● **Material provided**:
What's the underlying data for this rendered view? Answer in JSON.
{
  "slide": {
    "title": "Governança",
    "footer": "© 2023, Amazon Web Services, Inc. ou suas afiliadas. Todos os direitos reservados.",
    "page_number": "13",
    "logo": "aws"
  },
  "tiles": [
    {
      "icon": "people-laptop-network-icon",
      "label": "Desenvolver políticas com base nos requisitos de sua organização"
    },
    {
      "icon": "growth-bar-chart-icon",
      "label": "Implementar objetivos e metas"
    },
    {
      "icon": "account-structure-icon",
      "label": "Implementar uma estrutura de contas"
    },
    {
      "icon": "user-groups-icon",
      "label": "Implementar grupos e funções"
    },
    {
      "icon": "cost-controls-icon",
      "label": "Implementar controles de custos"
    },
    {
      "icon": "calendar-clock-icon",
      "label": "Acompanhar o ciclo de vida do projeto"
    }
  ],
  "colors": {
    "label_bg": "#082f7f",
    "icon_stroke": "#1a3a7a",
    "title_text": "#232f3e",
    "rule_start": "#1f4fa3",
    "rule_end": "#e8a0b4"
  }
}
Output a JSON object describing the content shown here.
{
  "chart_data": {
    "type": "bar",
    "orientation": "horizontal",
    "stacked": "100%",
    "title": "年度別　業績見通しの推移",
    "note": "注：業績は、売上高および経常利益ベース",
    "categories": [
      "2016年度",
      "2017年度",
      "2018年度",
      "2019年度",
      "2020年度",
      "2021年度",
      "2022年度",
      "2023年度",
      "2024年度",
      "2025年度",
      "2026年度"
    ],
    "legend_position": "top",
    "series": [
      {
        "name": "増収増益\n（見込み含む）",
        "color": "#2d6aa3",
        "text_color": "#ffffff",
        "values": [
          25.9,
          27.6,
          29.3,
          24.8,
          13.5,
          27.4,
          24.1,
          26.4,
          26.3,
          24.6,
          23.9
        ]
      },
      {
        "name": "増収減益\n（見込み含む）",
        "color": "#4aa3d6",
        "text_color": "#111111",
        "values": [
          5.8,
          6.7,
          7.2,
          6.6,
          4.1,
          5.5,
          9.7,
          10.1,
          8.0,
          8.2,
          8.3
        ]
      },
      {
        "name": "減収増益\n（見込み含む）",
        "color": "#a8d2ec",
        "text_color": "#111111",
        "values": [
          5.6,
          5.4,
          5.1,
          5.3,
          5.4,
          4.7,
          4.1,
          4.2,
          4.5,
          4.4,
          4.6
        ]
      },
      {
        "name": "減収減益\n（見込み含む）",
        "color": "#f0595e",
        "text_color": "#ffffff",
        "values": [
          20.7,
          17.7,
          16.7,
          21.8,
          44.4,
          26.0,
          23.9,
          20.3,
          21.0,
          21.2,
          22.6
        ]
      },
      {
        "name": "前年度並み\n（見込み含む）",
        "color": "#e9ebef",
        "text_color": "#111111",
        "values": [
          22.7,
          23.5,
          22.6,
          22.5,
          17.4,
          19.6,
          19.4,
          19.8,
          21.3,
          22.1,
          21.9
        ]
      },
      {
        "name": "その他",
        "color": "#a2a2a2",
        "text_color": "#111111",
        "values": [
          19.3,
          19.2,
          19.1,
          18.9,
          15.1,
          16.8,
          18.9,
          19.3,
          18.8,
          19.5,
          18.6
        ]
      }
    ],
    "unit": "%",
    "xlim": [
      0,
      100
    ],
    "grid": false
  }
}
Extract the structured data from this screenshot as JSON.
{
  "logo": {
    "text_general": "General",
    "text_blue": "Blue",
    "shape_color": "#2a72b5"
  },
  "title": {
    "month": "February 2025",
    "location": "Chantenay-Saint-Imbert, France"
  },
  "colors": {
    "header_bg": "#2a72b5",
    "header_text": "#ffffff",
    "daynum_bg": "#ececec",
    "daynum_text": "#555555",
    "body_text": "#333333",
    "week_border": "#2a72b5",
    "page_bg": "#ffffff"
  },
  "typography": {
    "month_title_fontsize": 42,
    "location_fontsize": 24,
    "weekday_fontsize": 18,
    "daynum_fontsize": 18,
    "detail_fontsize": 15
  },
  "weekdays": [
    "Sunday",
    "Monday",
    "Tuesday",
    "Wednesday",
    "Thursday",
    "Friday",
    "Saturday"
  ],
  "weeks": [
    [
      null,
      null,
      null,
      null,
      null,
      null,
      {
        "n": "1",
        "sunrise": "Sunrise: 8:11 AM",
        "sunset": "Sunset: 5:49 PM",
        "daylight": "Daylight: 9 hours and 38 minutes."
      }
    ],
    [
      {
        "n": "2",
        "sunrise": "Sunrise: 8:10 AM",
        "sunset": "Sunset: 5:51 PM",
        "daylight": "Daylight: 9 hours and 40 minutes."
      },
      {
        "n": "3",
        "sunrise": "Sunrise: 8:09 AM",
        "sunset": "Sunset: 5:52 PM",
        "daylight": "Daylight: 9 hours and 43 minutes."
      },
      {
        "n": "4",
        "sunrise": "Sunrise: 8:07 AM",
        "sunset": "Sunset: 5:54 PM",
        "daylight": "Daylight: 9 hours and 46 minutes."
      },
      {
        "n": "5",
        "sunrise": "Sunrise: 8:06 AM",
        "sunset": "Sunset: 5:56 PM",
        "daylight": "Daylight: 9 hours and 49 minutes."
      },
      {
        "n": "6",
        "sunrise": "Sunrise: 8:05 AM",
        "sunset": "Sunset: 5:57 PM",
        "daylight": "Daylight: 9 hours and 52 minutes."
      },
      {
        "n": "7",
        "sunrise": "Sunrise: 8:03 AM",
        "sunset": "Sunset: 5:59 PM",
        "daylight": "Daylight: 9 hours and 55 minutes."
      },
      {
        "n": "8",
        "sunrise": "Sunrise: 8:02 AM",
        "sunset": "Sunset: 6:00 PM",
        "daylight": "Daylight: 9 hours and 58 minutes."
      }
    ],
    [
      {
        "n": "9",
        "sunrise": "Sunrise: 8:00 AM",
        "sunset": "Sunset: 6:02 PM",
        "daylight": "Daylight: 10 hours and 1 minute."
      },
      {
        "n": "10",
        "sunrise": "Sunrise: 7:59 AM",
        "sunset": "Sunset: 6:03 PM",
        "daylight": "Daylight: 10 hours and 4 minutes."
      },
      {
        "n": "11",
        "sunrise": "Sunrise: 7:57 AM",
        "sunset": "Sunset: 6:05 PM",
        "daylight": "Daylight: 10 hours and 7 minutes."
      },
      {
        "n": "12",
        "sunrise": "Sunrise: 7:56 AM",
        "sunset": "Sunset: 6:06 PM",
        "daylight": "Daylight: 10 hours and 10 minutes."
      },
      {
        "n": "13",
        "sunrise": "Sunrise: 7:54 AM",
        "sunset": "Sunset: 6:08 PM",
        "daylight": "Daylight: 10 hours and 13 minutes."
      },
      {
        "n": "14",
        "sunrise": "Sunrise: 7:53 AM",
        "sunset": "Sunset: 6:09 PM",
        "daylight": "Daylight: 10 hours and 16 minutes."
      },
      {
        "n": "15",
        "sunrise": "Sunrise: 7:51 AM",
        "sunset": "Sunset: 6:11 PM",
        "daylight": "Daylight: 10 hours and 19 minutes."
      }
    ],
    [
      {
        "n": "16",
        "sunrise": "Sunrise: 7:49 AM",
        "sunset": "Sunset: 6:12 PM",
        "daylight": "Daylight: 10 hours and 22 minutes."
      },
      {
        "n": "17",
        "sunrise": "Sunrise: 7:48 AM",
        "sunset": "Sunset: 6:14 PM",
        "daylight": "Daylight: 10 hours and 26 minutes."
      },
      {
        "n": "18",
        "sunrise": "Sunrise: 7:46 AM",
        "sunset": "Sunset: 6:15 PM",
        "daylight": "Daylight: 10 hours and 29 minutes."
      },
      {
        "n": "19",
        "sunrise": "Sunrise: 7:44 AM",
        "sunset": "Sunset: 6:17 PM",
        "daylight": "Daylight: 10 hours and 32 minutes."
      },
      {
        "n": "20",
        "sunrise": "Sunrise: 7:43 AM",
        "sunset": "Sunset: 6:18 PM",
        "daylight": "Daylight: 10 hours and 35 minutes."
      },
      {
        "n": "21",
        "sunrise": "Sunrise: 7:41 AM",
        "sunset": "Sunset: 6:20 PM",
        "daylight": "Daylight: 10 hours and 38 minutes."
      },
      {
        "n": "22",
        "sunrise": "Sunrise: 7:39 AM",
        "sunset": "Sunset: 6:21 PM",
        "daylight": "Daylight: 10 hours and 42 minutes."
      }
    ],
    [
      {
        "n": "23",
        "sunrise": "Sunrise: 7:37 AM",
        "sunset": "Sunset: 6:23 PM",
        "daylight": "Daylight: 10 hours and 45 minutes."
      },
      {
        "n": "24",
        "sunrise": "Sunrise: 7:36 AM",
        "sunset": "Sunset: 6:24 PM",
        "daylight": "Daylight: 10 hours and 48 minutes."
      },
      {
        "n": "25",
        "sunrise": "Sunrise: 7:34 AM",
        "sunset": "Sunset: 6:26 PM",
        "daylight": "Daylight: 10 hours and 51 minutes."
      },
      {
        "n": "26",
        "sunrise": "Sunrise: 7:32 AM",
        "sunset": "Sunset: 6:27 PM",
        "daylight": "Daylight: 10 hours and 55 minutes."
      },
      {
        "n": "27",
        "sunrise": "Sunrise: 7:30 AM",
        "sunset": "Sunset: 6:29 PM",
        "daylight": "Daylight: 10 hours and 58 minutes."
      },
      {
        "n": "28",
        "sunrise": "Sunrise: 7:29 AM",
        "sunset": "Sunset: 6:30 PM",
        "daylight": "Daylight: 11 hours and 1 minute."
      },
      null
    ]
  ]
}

● **Task goal**: From the data above, copy out every line with the string "Implementar" in it.

● **Solution to this task**:
      "label": "Implementar objetivos e metas"
      "label": "Implementar uma estrutura de contas"
      "label": "Implementar grupos e funções"
      "label": "Implementar controles de custos"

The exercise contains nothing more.